### SEZIONE DEL TESTO:
● ● ●

Trecentotrenta referenti del Cammino sinodale, provenienti da due terzi delle diocesi italiane si sono ritrovati a Roma, il 25 e il 26 maggio, per confrontarsi in vista dell’elaborazione delle Linee guida per la “fase sapienziale”, secondo step tra il biennio dell’ascolto e la cosiddetta “fase profetica”. Questo strumento, che sarà presentato al Consiglio episcopale permanente previsto per l’8 luglio, indirizzerà e sosterrà il discernimento operativo sul territorio, in raccordo con il livello nazionale.
La sfida è, infatti, quella di intrecciare il vissuto diocesano con le riflessioni nazionali, in una circolarità virtuosa che valorizzi l’apporto locale arricchendolo con il contributo di esperti e di rappresentanti del mondo ecclesiale, sociale e culturale. La rete consolidata dei referenti diocesani, che costituisce la grande novità dei primi due anni di ascolto, continuerà – spiega una nota – a operare in connessione con il Comitato nazionale e con i Vescovi. Con questa metodologia, tutte le componenti del popolo di Dio avranno voce e saranno partecipi delle scelte condivise che verranno prese nella “fase profetica”.

● ● ●

### INFORMAZIONI ESTRATTE:
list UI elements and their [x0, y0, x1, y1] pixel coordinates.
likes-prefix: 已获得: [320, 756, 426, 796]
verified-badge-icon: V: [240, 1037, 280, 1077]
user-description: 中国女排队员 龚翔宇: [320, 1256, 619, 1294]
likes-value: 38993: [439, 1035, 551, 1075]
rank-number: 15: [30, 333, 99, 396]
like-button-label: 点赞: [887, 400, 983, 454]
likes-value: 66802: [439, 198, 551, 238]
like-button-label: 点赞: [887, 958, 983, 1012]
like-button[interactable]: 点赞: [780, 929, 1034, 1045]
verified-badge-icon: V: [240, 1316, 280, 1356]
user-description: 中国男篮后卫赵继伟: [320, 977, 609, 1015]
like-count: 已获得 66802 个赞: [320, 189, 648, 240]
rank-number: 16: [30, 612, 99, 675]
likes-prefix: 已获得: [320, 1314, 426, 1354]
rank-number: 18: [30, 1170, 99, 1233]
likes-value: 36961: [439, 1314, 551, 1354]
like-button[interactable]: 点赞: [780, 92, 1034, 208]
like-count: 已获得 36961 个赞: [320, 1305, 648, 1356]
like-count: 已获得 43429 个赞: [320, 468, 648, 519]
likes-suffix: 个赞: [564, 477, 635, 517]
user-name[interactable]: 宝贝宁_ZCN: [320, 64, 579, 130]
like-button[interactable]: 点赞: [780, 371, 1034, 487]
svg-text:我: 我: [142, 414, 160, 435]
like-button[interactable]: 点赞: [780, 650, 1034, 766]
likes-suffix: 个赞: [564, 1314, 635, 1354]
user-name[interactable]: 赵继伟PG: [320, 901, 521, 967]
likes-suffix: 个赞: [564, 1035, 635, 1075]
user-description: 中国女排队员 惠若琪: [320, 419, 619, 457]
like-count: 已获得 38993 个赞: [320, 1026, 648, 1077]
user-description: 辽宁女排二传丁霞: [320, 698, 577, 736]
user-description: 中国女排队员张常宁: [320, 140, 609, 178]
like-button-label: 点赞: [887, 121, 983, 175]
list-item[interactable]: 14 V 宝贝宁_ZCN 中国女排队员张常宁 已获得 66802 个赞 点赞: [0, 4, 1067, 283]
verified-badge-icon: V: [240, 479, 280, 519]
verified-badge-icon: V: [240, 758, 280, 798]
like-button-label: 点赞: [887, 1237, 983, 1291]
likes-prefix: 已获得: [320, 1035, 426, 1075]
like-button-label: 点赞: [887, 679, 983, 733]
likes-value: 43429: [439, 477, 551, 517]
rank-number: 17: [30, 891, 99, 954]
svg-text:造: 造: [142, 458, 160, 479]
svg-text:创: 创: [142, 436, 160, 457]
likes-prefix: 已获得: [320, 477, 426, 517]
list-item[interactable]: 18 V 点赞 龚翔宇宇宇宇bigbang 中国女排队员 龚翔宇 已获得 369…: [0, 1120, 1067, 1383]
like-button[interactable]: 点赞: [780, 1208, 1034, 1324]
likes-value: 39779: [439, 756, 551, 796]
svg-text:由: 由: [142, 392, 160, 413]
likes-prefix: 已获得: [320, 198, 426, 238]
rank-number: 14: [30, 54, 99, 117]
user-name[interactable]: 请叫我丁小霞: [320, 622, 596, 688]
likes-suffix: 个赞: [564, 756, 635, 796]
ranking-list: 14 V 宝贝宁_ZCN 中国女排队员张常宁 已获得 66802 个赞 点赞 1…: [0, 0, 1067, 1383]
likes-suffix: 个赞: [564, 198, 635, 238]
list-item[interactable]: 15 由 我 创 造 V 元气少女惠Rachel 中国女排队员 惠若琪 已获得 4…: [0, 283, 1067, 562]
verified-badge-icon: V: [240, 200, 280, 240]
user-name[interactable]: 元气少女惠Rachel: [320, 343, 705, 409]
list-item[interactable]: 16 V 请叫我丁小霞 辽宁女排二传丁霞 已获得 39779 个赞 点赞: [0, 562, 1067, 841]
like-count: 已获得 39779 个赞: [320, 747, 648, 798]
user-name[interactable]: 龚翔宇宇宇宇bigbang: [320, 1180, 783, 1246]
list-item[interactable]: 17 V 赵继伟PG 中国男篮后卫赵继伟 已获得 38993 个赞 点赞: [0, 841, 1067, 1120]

● ● ●

### ESERCIZI:
A. Nel testo sul Cammino sinodale, riscriva il passo che inizia con "Trecentotrenta referenti del" e termina con "il livello nazionale.", sostituendo "Roma" con "Firenze".
B. Riformuli in modo più conciso il paragrafo del testo sul Cammino sinodale che comincia con "La sfida è, infatti", conservandone i fatti principali.

### SOLUZIONI DEGLI ESERCIZI:
A.
Trecentotrenta referenti del Cammino sinodale, provenienti da due terzi delle diocesi italiane si sono ritrovati a Firenze, il 25 e il 26 maggio, per confrontarsi in vista dell’elaborazione delle Linee guida per la “fase sapienziale”, secondo step tra il biennio dell’ascolto e la cosiddetta “fase profetica”. Questo strumento, che sarà presentato al Consiglio episcopale permanente previsto per l’8 luglio, indirizzerà e sosterrà il discernimento operativo sul territorio, in raccordo con il livello nazionale.

B. L'obiettivo è unire il vissuto diocesano alle riflessioni nazionali. Il contributo locale viene arricchito da quello di esperti e di rappresentanti del mondo ecclesiale, sociale e culturale. La rete dei referenti diocesani è stata la grande novità dei primi due anni di ascolto. Essa continuerà a operare in collegamento con il Comitato nazionale e con i Vescovi. In questo modo tutte le componenti del popolo di Dio avranno voce e parteciperanno alle scelte condivise della "fase profetica".